PROBLEM TO WORK ON: Determine which lines contain the word "this", then copy those lines.

PROVIDED RECORDS:

+ + + + +

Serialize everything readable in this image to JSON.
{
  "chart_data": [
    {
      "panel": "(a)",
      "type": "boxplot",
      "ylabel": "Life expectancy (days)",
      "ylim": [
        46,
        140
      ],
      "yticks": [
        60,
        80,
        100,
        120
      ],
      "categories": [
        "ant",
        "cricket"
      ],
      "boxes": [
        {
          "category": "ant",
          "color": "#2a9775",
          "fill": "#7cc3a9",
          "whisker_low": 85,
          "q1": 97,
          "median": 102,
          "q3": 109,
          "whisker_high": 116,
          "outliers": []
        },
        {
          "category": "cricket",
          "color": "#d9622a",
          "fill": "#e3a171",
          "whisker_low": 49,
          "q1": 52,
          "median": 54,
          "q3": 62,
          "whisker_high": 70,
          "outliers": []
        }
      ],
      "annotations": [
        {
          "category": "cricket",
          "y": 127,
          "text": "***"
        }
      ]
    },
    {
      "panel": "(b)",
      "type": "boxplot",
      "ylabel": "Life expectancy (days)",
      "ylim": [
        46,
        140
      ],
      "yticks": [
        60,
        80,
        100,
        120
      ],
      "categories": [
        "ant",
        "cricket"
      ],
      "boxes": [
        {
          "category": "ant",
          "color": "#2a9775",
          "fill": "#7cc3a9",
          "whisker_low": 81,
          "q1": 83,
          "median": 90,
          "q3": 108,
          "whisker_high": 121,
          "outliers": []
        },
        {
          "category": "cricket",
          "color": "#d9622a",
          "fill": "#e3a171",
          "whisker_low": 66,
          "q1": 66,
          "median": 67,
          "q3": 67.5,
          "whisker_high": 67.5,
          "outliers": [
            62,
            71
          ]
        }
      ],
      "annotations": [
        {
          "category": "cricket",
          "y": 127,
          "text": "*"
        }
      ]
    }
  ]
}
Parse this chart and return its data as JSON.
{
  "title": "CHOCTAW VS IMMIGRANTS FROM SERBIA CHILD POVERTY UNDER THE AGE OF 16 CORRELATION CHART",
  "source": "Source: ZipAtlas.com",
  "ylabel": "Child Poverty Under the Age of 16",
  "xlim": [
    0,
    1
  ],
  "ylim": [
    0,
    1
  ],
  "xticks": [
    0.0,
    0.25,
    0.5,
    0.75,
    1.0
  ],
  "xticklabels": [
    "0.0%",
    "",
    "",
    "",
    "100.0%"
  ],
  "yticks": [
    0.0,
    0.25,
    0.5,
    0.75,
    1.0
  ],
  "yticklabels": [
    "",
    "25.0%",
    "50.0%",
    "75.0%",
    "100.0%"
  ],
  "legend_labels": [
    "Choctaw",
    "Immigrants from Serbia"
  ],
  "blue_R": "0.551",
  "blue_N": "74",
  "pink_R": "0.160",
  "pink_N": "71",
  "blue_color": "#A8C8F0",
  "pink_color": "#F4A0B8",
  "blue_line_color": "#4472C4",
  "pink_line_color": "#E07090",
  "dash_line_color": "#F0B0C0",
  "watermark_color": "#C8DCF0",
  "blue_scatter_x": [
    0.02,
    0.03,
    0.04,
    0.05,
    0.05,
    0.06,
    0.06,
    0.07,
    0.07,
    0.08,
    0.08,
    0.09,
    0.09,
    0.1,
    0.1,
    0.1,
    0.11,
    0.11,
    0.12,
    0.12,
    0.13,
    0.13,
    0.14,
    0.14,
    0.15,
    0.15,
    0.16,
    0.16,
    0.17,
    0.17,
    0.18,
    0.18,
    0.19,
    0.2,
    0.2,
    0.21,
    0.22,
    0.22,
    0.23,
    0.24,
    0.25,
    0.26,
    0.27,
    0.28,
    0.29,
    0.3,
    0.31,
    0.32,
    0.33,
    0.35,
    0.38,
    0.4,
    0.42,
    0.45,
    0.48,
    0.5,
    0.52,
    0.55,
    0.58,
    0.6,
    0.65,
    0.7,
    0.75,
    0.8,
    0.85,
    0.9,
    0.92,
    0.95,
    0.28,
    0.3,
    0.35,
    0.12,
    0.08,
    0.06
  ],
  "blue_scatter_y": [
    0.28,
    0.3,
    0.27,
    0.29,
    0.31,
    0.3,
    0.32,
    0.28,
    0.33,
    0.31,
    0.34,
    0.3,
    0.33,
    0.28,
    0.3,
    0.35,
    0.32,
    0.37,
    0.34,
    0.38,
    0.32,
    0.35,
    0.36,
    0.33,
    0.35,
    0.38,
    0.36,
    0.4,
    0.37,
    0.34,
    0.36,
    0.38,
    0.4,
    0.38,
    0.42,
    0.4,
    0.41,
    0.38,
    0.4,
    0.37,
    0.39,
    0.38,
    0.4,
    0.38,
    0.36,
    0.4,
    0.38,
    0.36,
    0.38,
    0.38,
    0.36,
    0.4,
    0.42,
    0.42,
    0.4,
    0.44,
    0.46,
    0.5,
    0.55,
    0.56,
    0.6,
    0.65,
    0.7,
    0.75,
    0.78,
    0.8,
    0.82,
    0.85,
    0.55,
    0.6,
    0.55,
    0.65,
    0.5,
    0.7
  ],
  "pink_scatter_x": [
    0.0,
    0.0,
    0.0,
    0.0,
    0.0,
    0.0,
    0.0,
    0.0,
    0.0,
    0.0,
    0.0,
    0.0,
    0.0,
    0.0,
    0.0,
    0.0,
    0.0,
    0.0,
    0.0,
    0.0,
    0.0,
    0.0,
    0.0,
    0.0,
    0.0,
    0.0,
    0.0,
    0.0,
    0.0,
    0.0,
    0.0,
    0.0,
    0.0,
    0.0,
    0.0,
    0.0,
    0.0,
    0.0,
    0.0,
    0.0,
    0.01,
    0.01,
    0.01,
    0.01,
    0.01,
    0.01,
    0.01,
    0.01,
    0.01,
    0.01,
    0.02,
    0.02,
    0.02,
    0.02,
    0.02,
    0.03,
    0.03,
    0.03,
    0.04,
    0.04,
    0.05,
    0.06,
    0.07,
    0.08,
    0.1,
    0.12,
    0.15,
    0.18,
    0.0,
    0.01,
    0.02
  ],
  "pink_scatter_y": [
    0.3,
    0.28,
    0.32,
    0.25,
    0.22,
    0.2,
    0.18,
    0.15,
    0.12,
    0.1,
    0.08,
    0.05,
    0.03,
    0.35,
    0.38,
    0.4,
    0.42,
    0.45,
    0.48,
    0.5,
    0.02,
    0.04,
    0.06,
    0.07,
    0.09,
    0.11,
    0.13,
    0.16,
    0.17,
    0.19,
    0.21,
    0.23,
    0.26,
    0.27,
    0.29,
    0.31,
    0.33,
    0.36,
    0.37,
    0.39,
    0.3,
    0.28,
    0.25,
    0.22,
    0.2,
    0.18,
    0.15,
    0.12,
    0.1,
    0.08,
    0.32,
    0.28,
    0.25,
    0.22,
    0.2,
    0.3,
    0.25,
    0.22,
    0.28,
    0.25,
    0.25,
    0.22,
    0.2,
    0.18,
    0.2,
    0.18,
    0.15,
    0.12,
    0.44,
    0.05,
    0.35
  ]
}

+ + + + +

TASK OUTPUT:
Serialize everything readable in this image to JSON.
Parse this chart and return its data as JSON.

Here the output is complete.